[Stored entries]
···
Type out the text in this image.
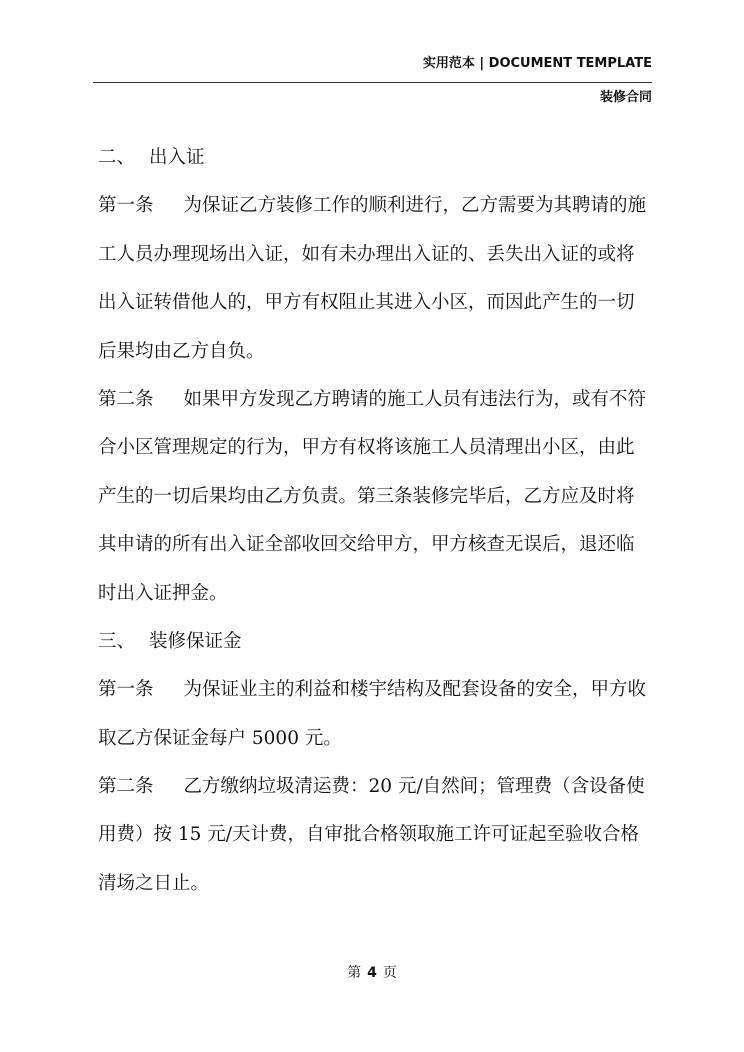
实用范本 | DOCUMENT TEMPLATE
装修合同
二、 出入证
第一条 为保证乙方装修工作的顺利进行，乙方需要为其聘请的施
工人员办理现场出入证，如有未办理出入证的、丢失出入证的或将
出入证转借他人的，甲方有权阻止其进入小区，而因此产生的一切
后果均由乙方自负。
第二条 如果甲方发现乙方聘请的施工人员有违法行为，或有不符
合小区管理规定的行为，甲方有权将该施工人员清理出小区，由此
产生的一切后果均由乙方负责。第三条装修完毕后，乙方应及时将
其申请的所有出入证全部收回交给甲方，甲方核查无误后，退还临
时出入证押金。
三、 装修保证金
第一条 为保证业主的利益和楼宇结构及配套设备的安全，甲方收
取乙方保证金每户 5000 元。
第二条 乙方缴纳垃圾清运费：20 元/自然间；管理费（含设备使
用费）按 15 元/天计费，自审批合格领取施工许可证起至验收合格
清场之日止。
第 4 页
···
• **To do**: Make an exact copy of all the material, but keep the pictures out of it.

• **Problem solution**:
Type out the text in this image.
实用范本 | DOCUMENT TEMPLATE
装修合同
二、 出入证
第一条 为保证乙方装修工作的顺利进行，乙方需要为其聘请的施
工人员办理现场出入证，如有未办理出入证的、丢失出入证的或将
出入证转借他人的，甲方有权阻止其进入小区，而因此产生的一切
后果均由乙方自负。
第二条 如果甲方发现乙方聘请的施工人员有违法行为，或有不符
合小区管理规定的行为，甲方有权将该施工人员清理出小区，由此
产生的一切后果均由乙方负责。第三条装修完毕后，乙方应及时将
其申请的所有出入证全部收回交给甲方，甲方核查无误后，退还临
时出入证押金。
三、 装修保证金
第一条 为保证业主的利益和楼宇结构及配套设备的安全，甲方收
取乙方保证金每户 5000 元。
第二条 乙方缴纳垃圾清运费：20 元/自然间；管理费（含设备使
用费）按 15 元/天计费，自审批合格领取施工许可证起至验收合格
清场之日止。
第 4 页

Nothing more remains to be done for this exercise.